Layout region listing
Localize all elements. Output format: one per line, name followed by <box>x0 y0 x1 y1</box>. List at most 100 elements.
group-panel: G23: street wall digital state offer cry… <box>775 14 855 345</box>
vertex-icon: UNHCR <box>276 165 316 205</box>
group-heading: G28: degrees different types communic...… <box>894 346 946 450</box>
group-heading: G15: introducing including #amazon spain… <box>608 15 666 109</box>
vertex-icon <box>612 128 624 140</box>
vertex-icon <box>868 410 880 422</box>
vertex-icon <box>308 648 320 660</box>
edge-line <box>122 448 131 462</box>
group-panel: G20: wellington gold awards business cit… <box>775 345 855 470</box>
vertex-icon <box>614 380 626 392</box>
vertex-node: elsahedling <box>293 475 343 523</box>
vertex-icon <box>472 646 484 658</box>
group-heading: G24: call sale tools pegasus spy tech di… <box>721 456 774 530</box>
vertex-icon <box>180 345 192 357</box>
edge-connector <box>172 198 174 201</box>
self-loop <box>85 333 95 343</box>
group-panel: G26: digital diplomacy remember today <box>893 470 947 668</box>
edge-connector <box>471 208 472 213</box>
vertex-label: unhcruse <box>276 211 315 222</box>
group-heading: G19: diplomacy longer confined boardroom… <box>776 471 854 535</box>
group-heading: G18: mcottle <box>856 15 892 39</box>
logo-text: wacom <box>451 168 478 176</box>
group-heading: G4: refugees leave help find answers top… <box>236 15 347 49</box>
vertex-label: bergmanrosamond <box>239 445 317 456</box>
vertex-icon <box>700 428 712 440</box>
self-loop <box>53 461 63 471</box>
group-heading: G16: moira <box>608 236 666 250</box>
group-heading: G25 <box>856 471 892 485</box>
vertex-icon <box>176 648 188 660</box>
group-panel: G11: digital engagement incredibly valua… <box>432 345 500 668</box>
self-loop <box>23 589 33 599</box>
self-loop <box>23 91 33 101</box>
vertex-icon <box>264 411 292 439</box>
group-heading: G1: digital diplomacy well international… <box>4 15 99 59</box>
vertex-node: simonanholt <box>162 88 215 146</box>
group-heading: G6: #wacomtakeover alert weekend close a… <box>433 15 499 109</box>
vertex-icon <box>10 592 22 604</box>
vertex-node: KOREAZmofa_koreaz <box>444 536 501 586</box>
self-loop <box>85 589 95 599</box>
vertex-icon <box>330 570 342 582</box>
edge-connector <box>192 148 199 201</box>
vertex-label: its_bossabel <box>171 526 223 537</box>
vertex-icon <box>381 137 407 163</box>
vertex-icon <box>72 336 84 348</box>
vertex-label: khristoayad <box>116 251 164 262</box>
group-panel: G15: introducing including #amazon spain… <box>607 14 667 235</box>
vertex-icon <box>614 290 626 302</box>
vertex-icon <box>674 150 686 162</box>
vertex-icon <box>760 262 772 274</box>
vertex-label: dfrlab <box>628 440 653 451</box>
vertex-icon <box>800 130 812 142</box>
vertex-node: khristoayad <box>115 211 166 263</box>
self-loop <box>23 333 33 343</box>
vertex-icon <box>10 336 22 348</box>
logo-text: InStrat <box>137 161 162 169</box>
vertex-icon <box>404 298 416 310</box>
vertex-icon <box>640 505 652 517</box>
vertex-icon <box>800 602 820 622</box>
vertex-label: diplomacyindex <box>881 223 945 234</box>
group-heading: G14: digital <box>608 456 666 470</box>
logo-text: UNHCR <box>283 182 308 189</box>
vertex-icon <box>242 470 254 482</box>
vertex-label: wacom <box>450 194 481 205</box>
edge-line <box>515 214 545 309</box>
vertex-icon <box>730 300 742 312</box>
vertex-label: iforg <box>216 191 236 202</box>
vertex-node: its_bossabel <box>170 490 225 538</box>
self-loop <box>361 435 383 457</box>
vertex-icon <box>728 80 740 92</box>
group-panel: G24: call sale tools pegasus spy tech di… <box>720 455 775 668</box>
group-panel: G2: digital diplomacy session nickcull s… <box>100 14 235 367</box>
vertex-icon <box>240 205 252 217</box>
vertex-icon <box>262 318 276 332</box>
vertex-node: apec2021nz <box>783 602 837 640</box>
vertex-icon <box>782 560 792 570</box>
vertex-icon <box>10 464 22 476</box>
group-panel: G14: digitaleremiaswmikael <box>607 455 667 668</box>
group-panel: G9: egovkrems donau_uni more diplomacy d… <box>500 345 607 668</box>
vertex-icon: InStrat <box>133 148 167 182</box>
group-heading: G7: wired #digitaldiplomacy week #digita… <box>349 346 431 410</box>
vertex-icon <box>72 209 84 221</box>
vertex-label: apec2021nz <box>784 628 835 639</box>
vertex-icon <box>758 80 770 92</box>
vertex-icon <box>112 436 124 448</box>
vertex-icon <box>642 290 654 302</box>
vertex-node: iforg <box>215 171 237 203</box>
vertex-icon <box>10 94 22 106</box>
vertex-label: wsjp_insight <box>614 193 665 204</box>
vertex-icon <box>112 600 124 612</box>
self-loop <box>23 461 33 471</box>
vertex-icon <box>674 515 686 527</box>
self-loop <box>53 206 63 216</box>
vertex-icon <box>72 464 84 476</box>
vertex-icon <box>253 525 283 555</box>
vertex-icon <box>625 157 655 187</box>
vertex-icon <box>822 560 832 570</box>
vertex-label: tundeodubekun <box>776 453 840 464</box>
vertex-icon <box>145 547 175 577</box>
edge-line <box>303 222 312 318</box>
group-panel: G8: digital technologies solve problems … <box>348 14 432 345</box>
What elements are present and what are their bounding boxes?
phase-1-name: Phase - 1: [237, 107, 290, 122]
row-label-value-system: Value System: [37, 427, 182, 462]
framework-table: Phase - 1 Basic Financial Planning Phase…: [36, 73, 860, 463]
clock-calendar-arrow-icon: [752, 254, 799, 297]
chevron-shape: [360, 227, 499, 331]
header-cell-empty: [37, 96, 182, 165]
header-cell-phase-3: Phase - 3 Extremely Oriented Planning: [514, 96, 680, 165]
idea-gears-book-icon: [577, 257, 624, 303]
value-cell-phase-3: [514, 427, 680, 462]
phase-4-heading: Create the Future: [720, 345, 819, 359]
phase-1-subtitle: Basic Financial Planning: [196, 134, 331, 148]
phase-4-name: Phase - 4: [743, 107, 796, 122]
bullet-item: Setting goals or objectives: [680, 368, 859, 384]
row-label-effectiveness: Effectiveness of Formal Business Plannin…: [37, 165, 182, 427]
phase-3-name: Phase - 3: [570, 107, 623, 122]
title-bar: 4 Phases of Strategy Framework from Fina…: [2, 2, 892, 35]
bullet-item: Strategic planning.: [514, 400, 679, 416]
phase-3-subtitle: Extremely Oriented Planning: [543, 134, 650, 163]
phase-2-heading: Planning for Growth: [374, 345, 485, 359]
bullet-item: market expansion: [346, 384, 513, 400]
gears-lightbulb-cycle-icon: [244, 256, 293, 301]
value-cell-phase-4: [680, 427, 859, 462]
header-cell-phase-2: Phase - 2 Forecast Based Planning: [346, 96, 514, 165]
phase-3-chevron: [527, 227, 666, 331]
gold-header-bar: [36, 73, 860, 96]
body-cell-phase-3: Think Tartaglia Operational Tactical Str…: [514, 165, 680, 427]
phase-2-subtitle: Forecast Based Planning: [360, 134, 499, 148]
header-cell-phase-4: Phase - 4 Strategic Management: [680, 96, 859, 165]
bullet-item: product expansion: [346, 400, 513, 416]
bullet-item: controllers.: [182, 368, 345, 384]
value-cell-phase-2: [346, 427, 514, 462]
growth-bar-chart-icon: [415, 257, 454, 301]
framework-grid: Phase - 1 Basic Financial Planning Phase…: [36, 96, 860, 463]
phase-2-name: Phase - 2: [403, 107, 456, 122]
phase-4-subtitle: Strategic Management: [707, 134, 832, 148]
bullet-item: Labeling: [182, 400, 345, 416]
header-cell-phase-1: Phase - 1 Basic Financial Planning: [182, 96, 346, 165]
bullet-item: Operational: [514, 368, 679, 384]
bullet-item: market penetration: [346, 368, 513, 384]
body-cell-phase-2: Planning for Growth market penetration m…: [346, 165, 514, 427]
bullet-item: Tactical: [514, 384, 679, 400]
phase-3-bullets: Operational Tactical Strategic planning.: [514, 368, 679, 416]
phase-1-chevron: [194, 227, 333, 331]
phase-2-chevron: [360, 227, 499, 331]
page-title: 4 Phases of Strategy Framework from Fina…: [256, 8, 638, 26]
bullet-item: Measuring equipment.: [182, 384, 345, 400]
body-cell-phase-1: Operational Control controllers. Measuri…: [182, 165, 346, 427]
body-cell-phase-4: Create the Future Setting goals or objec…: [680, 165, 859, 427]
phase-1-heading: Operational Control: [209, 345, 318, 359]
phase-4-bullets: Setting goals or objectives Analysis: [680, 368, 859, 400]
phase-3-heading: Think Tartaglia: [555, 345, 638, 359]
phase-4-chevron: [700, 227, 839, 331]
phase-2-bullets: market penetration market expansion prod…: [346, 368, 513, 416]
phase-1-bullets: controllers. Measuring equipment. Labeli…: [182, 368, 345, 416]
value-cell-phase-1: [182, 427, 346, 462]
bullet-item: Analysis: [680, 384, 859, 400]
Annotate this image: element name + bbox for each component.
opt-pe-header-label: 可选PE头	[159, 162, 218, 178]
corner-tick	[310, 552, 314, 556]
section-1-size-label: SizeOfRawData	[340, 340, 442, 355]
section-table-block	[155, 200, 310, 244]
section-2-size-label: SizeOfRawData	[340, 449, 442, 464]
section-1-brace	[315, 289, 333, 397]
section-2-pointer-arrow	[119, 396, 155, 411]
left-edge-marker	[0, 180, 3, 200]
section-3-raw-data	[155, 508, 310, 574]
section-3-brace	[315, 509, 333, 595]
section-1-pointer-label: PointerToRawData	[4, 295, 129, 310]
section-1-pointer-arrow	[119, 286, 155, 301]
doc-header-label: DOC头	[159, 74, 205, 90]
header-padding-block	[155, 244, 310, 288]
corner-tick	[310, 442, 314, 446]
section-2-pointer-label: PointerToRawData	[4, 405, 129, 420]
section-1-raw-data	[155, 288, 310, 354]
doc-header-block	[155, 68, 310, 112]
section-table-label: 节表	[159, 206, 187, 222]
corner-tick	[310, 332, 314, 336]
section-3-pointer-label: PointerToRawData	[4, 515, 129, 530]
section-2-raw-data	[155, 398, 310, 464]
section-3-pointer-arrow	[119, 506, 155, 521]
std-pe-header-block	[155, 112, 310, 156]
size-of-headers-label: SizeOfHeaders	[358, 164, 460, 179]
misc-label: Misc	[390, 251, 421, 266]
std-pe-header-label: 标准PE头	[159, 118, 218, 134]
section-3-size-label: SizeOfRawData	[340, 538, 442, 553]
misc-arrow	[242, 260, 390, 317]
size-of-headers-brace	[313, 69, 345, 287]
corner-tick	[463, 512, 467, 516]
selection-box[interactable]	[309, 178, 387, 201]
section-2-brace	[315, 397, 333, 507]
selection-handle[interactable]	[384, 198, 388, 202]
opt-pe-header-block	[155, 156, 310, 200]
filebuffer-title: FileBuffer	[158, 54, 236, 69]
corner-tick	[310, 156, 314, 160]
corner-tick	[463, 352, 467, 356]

## THE REQUEST
Reproduce the listing above word for word, everything from its first line down to and including the line that contains "group-heading: G18: mcottle".

## THE SOLUTION
Localize all elements. Output format: one per line, name followed by <box>x0 y0 x1 y1</box>. List at most 100 elements.
group-panel: G23: street wall digital state offer cry… <box>775 14 855 345</box>
vertex-icon: UNHCR <box>276 165 316 205</box>
group-heading: G28: degrees different types communic...… <box>894 346 946 450</box>
group-heading: G15: introducing including #amazon spain… <box>608 15 666 109</box>
vertex-icon <box>612 128 624 140</box>
vertex-icon <box>868 410 880 422</box>
vertex-icon <box>308 648 320 660</box>
edge-line <box>122 448 131 462</box>
group-panel: G20: wellington gold awards business cit… <box>775 345 855 470</box>
vertex-icon <box>614 380 626 392</box>
vertex-node: elsahedling <box>293 475 343 523</box>
vertex-icon <box>472 646 484 658</box>
group-heading: G24: call sale tools pegasus spy tech di… <box>721 456 774 530</box>
vertex-icon <box>180 345 192 357</box>
edge-connector <box>172 198 174 201</box>
self-loop <box>85 333 95 343</box>
group-panel: G26: digital diplomacy remember today <box>893 470 947 668</box>
edge-connector <box>471 208 472 213</box>
vertex-label: unhcruse <box>276 211 315 222</box>
group-heading: G19: diplomacy longer confined boardroom… <box>776 471 854 535</box>
group-heading: G18: mcottle <box>856 15 892 39</box>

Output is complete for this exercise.